- [DATA EXCERPTS]:

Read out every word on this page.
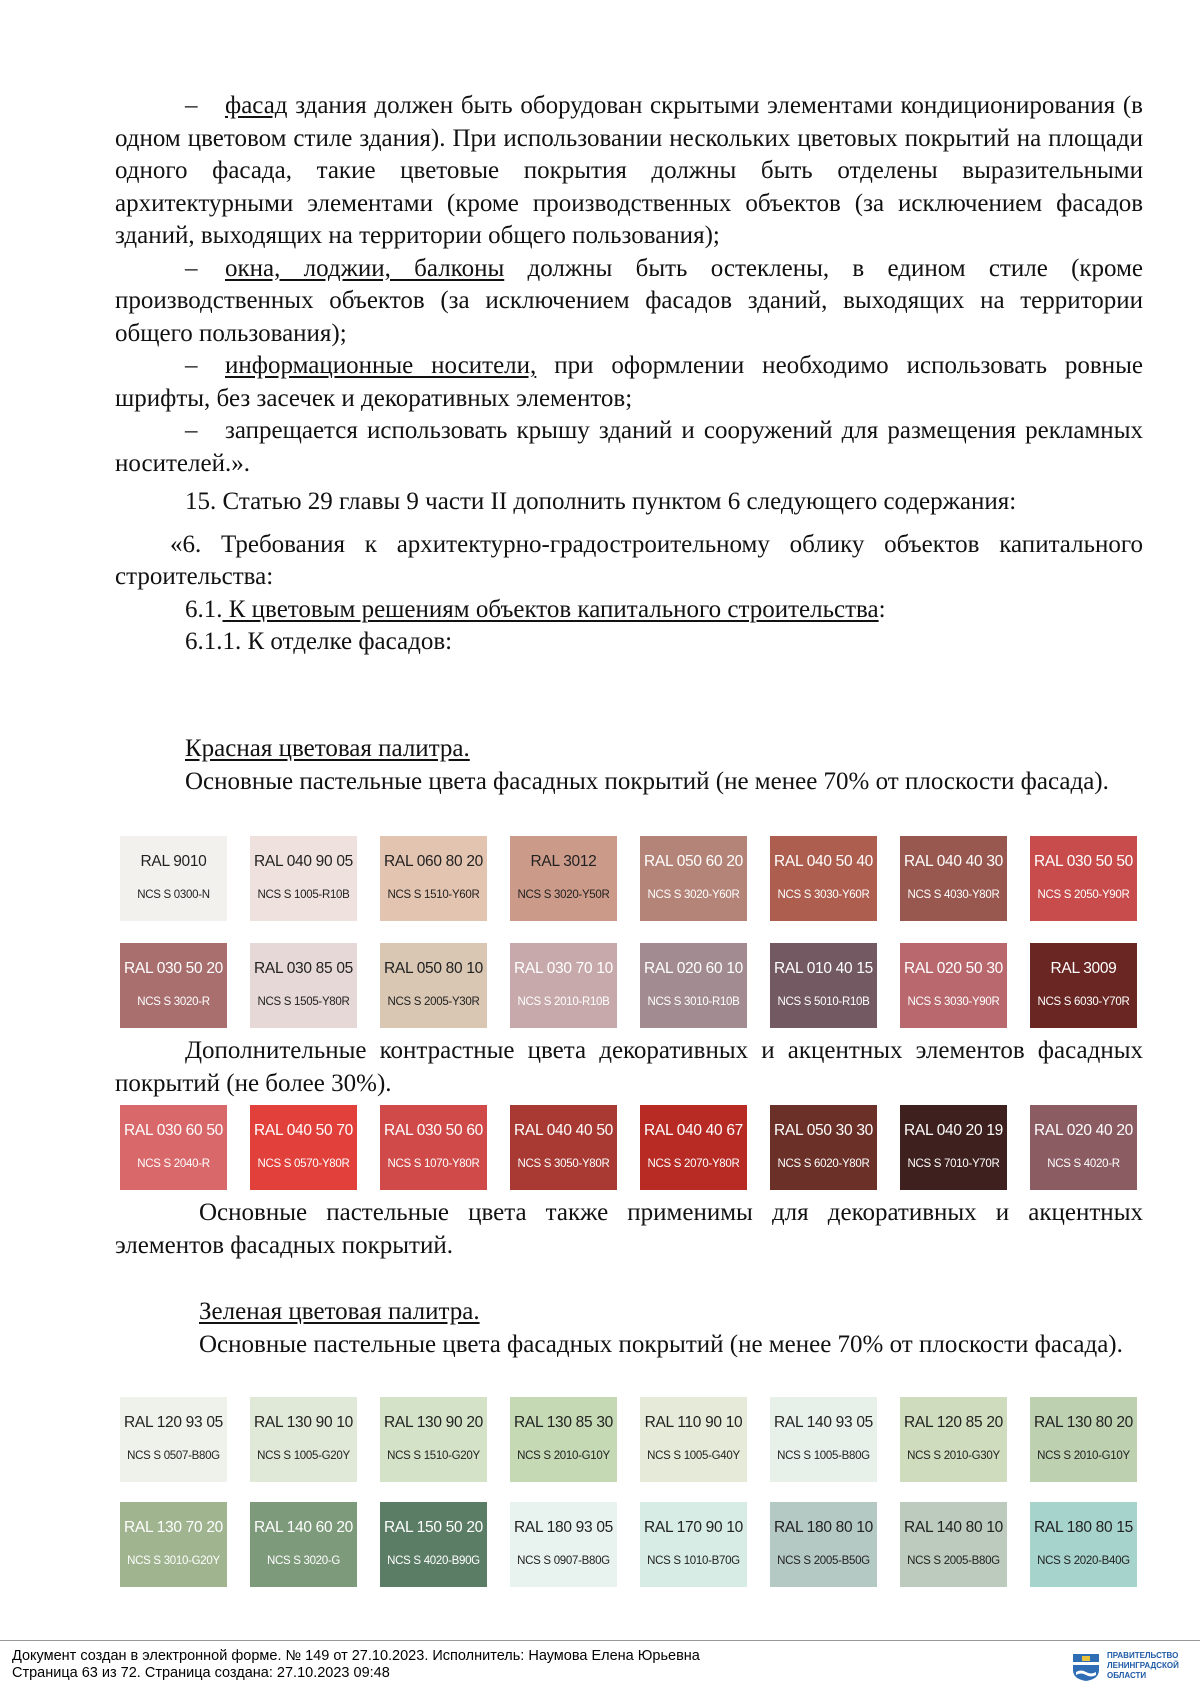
– фасад здания должен быть оборудован скрытыми элементами кондиционирования (в одном цветовом стиле здания). При использовании нескольких цветовых покрытий на площади одного фасада, такие цветовые покрытия должны быть отделены выразительными архитектурными элементами (кроме производственных объектов (за исключением фасадов зданий, выходящих на территории общего пользования);

– окна, лоджии, балконы должны быть остеклены, в едином стиле (кроме производственных объектов (за исключением фасадов зданий, выходящих на территории общего пользования);

– информационные носители, при оформлении необходимо использовать ровные шрифты, без засечек и декоративных элементов;

– запрещается использовать крышу зданий и сооружений для размещения рекламных носителей.».

15. Статью 29 главы 9 части II дополнить пунктом 6 следующего содержания:

«6. Требования к архитектурно-градостроительному облику объектов капитального строительства:

6.1. К цветовым решениям объектов капитального строительства:

6.1.1. К отделке фасадов:

Красная цветовая палитра.

Основные пастельные цвета фасадных покрытий (не менее 70% от плоскости фасада).

RAL 9010
NCS S 0300-N
RAL 040 90 05
NCS S 1005-R10B
RAL 060 80 20
NCS S 1510-Y60R
RAL 3012
NCS S 3020-Y50R
RAL 050 60 20
NCS S 3020-Y60R
RAL 040 50 40
NCS S 3030-Y60R
RAL 040 40 30
NCS S 4030-Y80R
RAL 030 50 50
NCS S 2050-Y90R
RAL 030 50 20
NCS S 3020-R
RAL 030 85 05
NCS S 1505-Y80R
RAL 050 80 10
NCS S 2005-Y30R
RAL 030 70 10
NCS S 2010-R10B
RAL 020 60 10
NCS S 3010-R10B
RAL 010 40 15
NCS S 5010-R10B
RAL 020 50 30
NCS S 3030-Y90R
RAL 3009
NCS S 6030-Y70R

Дополнительные контрастные цвета декоративных и акцентных элементов фасадных покрытий (не более 30%).

RAL 030 60 50
NCS S 2040-R
RAL 040 50 70
NCS S 0570-Y80R
RAL 030 50 60
NCS S 1070-Y80R
RAL 040 40 50
NCS S 3050-Y80R
RAL 040 40 67
NCS S 2070-Y80R
RAL 050 30 30
NCS S 6020-Y80R
RAL 040 20 19
NCS S 7010-Y70R
RAL 020 40 20
NCS S 4020-R

Основные пастельные цвета также применимы для декоративных и акцентных элементов фасадных покрытий.

Зеленая цветовая палитра.

Основные пастельные цвета фасадных покрытий (не менее 70% от плоскости фасада).

RAL 120 93 05
NCS S 0507-B80G
RAL 130 90 10
NCS S 1005-G20Y
RAL 130 90 20
NCS S 1510-G20Y
RAL 130 85 30
NCS S 2010-G10Y
RAL 110 90 10
NCS S 1005-G40Y
RAL 140 93 05
NCS S 1005-B80G
RAL 120 85 20
NCS S 2010-G30Y
RAL 130 80 20
NCS S 2010-G10Y
RAL 130 70 20
NCS S 3010-G20Y
RAL 140 60 20
NCS S 3020-G
RAL 150 50 20
NCS S 4020-B90G
RAL 180 93 05
NCS S 0907-B80G
RAL 170 90 10
NCS S 1010-B70G
RAL 180 80 10
NCS S 2005-B50G
RAL 140 80 10
NCS S 2005-B80G
RAL 180 80 15
NCS S 2020-B40G
Документ создан в электронной форме. № 149 от 27.10.2023. Исполнитель: Наумова Елена Юрьевна
Страница 63 из 72. Страница создана: 27.10.2023 09:48
ПРАВИТЕЛЬСТВО
ЛЕНИНГРАДСКОЙ
ОБЛАСТИ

- [PROBLEM]: Collect the lines that hold "строительства".

- [TASK ANSWER]:
«6. Требования к архитектурно-градостроительному облику объектов капитального строительства:
6.1. К цветовым решениям объектов капитального строительства:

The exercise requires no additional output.